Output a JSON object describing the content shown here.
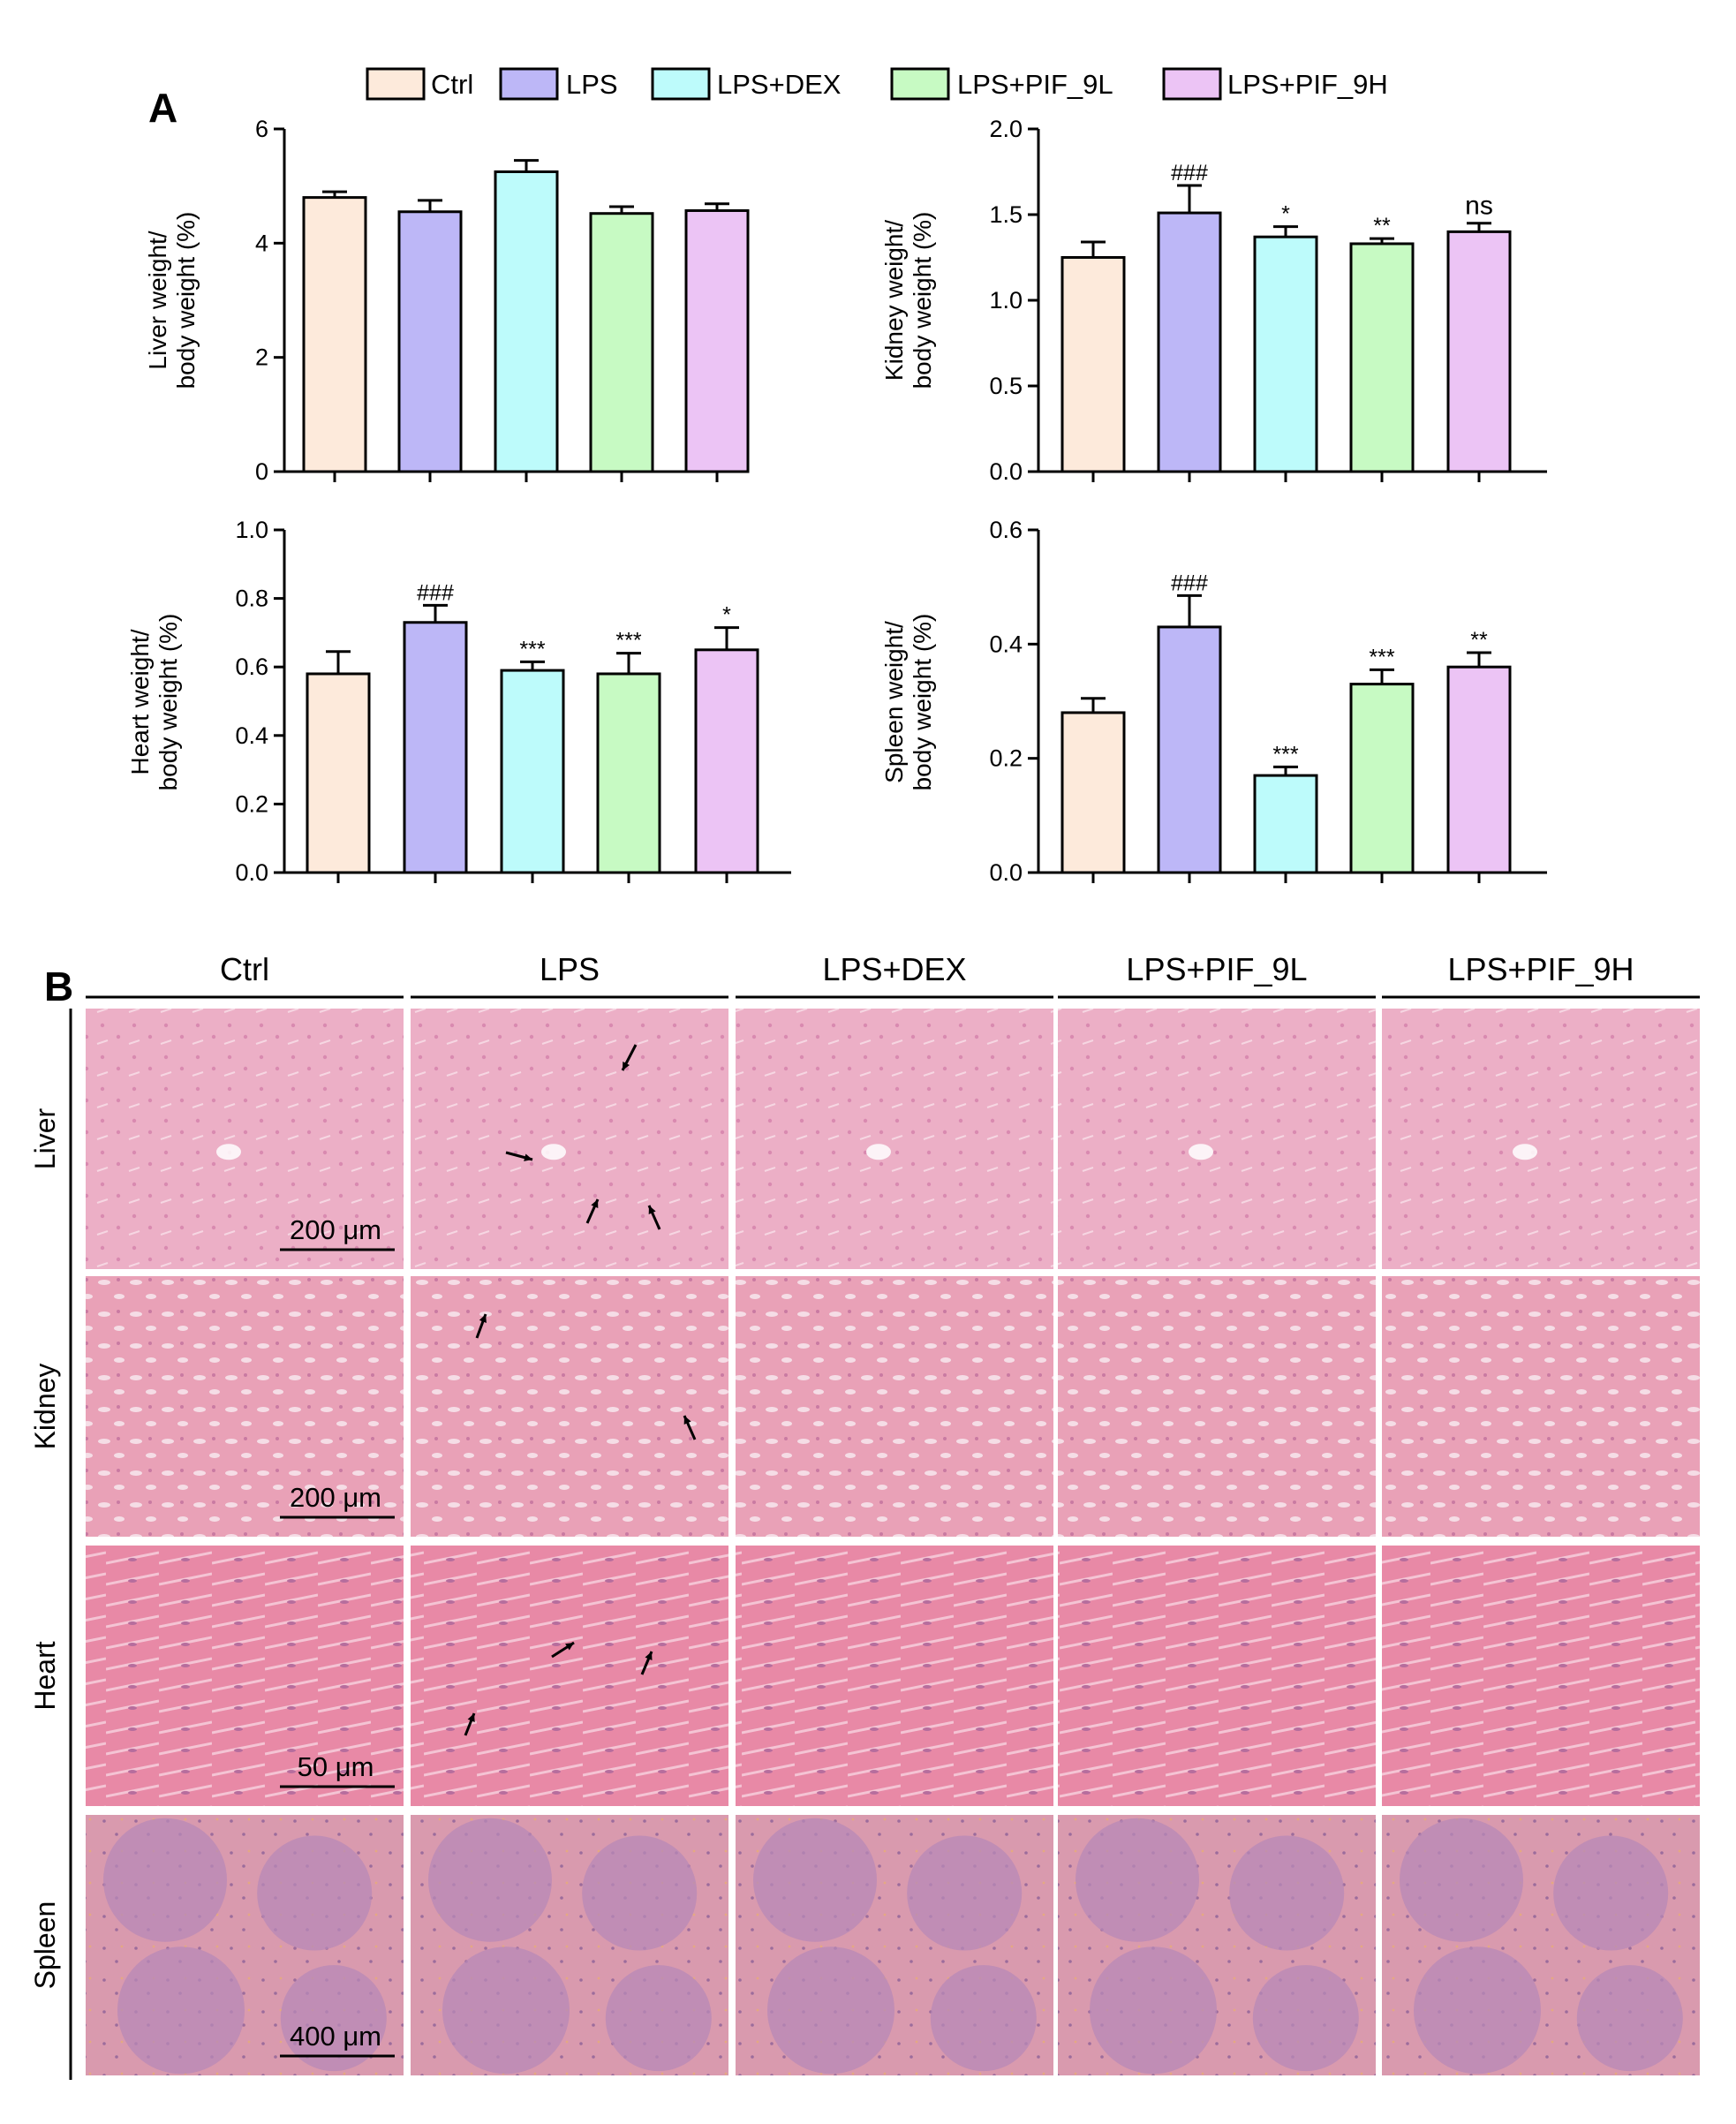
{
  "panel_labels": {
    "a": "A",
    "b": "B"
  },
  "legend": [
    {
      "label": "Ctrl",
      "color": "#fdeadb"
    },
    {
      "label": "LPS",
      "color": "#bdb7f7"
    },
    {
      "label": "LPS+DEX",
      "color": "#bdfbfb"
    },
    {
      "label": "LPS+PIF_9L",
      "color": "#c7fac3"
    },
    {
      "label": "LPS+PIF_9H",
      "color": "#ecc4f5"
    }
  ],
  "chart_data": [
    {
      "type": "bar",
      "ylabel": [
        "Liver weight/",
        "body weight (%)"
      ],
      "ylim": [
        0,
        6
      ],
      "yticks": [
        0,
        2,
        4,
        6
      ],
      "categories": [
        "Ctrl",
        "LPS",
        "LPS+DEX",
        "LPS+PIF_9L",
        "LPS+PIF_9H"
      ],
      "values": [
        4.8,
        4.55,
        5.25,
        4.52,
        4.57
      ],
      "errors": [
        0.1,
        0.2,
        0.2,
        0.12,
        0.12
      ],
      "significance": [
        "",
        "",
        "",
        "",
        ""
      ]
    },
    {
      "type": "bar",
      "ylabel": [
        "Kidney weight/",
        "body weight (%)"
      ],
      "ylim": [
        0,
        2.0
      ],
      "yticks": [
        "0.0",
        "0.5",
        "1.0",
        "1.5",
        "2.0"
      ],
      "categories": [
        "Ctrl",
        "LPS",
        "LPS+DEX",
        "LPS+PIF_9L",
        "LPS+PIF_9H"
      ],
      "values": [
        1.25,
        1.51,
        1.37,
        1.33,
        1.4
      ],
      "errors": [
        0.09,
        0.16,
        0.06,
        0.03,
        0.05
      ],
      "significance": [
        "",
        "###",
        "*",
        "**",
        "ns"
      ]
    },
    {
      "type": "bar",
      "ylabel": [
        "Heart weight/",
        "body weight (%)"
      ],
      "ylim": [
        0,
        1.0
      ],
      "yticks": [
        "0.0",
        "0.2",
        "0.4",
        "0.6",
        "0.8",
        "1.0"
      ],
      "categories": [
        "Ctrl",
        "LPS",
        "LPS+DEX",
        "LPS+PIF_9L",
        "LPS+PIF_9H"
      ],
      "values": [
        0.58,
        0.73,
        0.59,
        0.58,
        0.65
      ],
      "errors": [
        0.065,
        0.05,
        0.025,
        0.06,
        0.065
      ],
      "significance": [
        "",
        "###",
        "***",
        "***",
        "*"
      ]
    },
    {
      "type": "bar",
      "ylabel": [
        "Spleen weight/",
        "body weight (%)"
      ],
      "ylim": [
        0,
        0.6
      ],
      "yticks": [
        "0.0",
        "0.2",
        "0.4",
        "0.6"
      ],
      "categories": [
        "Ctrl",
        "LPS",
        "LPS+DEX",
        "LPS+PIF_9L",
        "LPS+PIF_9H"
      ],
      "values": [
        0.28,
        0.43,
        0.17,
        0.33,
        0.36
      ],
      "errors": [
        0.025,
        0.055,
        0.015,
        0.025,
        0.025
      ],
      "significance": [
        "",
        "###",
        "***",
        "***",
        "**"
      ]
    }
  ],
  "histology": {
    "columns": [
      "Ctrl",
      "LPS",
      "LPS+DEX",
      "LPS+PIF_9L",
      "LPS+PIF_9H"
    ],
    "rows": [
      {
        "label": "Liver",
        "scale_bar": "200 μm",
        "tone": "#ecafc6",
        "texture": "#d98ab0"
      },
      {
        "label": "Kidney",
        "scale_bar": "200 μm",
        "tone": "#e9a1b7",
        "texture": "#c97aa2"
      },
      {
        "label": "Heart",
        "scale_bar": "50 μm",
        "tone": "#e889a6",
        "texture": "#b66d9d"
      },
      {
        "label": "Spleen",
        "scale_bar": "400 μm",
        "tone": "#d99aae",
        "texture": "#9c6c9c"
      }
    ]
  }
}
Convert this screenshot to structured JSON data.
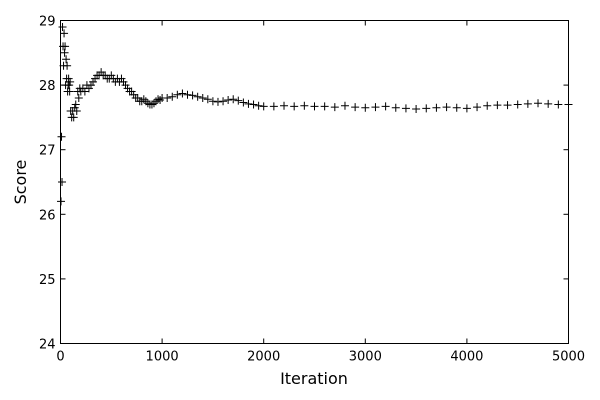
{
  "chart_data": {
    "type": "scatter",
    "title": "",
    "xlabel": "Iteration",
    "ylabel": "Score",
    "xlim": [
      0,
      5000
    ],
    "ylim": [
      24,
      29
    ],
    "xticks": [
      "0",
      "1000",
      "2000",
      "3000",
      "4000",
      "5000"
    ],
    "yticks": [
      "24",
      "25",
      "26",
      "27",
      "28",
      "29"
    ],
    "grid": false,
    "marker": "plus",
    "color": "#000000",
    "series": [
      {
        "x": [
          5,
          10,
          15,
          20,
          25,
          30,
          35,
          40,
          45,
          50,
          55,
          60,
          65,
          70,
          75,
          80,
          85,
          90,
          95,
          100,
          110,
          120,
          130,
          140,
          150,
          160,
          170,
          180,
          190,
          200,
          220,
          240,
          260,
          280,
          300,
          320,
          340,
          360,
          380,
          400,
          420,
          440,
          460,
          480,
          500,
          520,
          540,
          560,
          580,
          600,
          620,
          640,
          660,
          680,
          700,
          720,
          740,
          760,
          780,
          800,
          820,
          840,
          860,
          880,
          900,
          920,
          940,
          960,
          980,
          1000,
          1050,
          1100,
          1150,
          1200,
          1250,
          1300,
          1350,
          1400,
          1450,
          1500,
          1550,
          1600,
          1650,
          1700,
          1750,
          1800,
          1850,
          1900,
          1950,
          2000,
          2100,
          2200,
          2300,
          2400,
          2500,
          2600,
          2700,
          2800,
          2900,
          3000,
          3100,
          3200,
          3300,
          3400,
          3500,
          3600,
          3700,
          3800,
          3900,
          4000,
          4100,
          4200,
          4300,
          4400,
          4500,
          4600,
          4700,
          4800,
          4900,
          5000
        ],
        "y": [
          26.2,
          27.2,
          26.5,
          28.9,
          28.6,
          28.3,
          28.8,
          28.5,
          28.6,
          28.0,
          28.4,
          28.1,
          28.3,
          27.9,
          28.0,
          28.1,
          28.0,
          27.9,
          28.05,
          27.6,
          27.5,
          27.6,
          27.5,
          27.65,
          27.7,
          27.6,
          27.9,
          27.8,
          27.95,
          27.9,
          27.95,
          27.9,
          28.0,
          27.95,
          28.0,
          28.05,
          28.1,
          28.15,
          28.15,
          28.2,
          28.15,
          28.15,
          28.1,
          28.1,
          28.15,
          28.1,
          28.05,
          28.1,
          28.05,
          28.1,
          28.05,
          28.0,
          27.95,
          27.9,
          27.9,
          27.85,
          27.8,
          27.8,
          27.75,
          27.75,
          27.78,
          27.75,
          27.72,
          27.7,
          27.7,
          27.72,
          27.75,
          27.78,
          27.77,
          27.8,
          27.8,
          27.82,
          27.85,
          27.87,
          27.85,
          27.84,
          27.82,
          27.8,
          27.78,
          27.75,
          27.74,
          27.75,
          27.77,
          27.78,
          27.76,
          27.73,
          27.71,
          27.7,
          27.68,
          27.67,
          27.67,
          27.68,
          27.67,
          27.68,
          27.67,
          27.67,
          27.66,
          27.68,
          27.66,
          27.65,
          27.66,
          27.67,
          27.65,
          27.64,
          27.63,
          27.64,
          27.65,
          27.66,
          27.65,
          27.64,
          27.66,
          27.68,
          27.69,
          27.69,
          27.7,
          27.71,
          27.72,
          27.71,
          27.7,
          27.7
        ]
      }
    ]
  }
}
# # # #
What to work on: All of the data above should be quoted exactly, except for the pictures.

Solution below:
Output a JSON object describing the content shown here.
{
  "panel_labels": {
    "a": "A",
    "b": "B"
  },
  "legend": [
    {
      "label": "Ctrl",
      "color": "#fdeadb"
    },
    {
      "label": "LPS",
      "color": "#bdb7f7"
    },
    {
      "label": "LPS+DEX",
      "color": "#bdfbfb"
    },
    {
      "label": "LPS+PIF_9L",
      "color": "#c7fac3"
    },
    {
      "label": "LPS+PIF_9H",
      "color": "#ecc4f5"
    }
  ],
  "chart_data": [
    {
      "type": "bar",
      "ylabel": [
        "Liver weight/",
        "body weight (%)"
      ],
      "ylim": [
        0,
        6
      ],
      "yticks": [
        0,
        2,
        4,
        6
      ],
      "categories": [
        "Ctrl",
        "LPS",
        "LPS+DEX",
        "LPS+PIF_9L",
        "LPS+PIF_9H"
      ],
      "values": [
        4.8,
        4.55,
        5.25,
        4.52,
        4.57
      ],
      "errors": [
        0.1,
        0.2,
        0.2,
        0.12,
        0.12
      ],
      "significance": [
        "",
        "",
        "",
        "",
        ""
      ]
    },
    {
      "type": "bar",
      "ylabel": [
        "Kidney weight/",
        "body weight (%)"
      ],
      "ylim": [
        0,
        2.0
      ],
      "yticks": [
        "0.0",
        "0.5",
        "1.0",
        "1.5",
        "2.0"
      ],
      "categories": [
        "Ctrl",
        "LPS",
        "LPS+DEX",
        "LPS+PIF_9L",
        "LPS+PIF_9H"
      ],
      "values": [
        1.25,
        1.51,
        1.37,
        1.33,
        1.4
      ],
      "errors": [
        0.09,
        0.16,
        0.06,
        0.03,
        0.05
      ],
      "significance": [
        "",
        "###",
        "*",
        "**",
        "ns"
      ]
    },
    {
      "type": "bar",
      "ylabel": [
        "Heart weight/",
        "body weight (%)"
      ],
      "ylim": [
        0,
        1.0
      ],
      "yticks": [
        "0.0",
        "0.2",
        "0.4",
        "0.6",
        "0.8",
        "1.0"
      ],
      "categories": [
        "Ctrl",
        "LPS",
        "LPS+DEX",
        "LPS+PIF_9L",
        "LPS+PIF_9H"
      ],
      "values": [
        0.58,
        0.73,
        0.59,
        0.58,
        0.65
      ],
      "errors": [
        0.065,
        0.05,
        0.025,
        0.06,
        0.065
      ],
      "significance": [
        "",
        "###",
        "***",
        "***",
        "*"
      ]
    },
    {
      "type": "bar",
      "ylabel": [
        "Spleen weight/",
        "body weight (%)"
      ],
      "ylim": [
        0,
        0.6
      ],
      "yticks": [
        "0.0",
        "0.2",
        "0.4",
        "0.6"
      ],
      "categories": [
        "Ctrl",
        "LPS",
        "LPS+DEX",
        "LPS+PIF_9L",
        "LPS+PIF_9H"
      ],
      "values": [
        0.28,
        0.43,
        0.17,
        0.33,
        0.36
      ],
      "errors": [
        0.025,
        0.055,
        0.015,
        0.025,
        0.025
      ],
      "significance": [
        "",
        "###",
        "***",
        "***",
        "**"
      ]
    }
  ],
  "histology": {
    "columns": [
      "Ctrl",
      "LPS",
      "LPS+DEX",
      "LPS+PIF_9L",
      "LPS+PIF_9H"
    ],
    "rows": [
      {
        "label": "Liver",
        "scale_bar": "200 μm",
        "tone": "#ecafc6",
        "texture": "#d98ab0"
      },
      {
        "label": "Kidney",
        "scale_bar": "200 μm",
        "tone": "#e9a1b7",
        "texture": "#c97aa2"
      },
      {
        "label": "Heart",
        "scale_bar": "50 μm",
        "tone": "#e889a6",
        "texture": "#b66d9d"
      },
      {
        "label": "Spleen",
        "scale_bar": "400 μm",
        "tone": "#d99aae",
        "texture": "#9c6c9c"
      }
    ]
  }
}
Convert this screenshot to structured JSON data.
{
  "chart_data": {
    "type": "scatter",
    "title": "",
    "xlabel": "Iteration",
    "ylabel": "Score",
    "xlim": [
      0,
      5000
    ],
    "ylim": [
      24,
      29
    ],
    "xticks": [
      "0",
      "1000",
      "2000",
      "3000",
      "4000",
      "5000"
    ],
    "yticks": [
      "24",
      "25",
      "26",
      "27",
      "28",
      "29"
    ],
    "grid": false,
    "marker": "plus",
    "color": "#000000",
    "series": [
      {
        "x": [
          5,
          10,
          15,
          20,
          25,
          30,
          35,
          40,
          45,
          50,
          55,
          60,
          65,
          70,
          75,
          80,
          85,
          90,
          95,
          100,
          110,
          120,
          130,
          140,
          150,
          160,
          170,
          180,
          190,
          200,
          220,
          240,
          260,
          280,
          300,
          320,
          340,
          360,
          380,
          400,
          420,
          440,
          460,
          480,
          500,
          520,
          540,
          560,
          580,
          600,
          620,
          640,
          660,
          680,
          700,
          720,
          740,
          760,
          780,
          800,
          820,
          840,
          860,
          880,
          900,
          920,
          940,
          960,
          980,
          1000,
          1050,
          1100,
          1150,
          1200,
          1250,
          1300,
          1350,
          1400,
          1450,
          1500,
          1550,
          1600,
          1650,
          1700,
          1750,
          1800,
          1850,
          1900,
          1950,
          2000,
          2100,
          2200,
          2300,
          2400,
          2500,
          2600,
          2700,
          2800,
          2900,
          3000,
          3100,
          3200,
          3300,
          3400,
          3500,
          3600,
          3700,
          3800,
          3900,
          4000,
          4100,
          4200,
          4300,
          4400,
          4500,
          4600,
          4700,
          4800,
          4900,
          5000
        ],
        "y": [
          26.2,
          27.2,
          26.5,
          28.9,
          28.6,
          28.3,
          28.8,
          28.5,
          28.6,
          28.0,
          28.4,
          28.1,
          28.3,
          27.9,
          28.0,
          28.1,
          28.0,
          27.9,
          28.05,
          27.6,
          27.5,
          27.6,
          27.5,
          27.65,
          27.7,
          27.6,
          27.9,
          27.8,
          27.95,
          27.9,
          27.95,
          27.9,
          28.0,
          27.95,
          28.0,
          28.05,
          28.1,
          28.15,
          28.15,
          28.2,
          28.15,
          28.15,
          28.1,
          28.1,
          28.15,
          28.1,
          28.05,
          28.1,
          28.05,
          28.1,
          28.05,
          28.0,
          27.95,
          27.9,
          27.9,
          27.85,
          27.8,
          27.8,
          27.75,
          27.75,
          27.78,
          27.75,
          27.72,
          27.7,
          27.7,
          27.72,
          27.75,
          27.78,
          27.77,
          27.8,
          27.8,
          27.82,
          27.85,
          27.87,
          27.85,
          27.84,
          27.82,
          27.8,
          27.78,
          27.75,
          27.74,
          27.75,
          27.77,
          27.78,
          27.76,
          27.73,
          27.71,
          27.7,
          27.68,
          27.67,
          27.67,
          27.68,
          27.67,
          27.68,
          27.67,
          27.67,
          27.66,
          27.68,
          27.66,
          27.65,
          27.66,
          27.67,
          27.65,
          27.64,
          27.63,
          27.64,
          27.65,
          27.66,
          27.65,
          27.64,
          27.66,
          27.68,
          27.69,
          27.69,
          27.7,
          27.71,
          27.72,
          27.71,
          27.7,
          27.7
        ]
      }
    ]
  }
}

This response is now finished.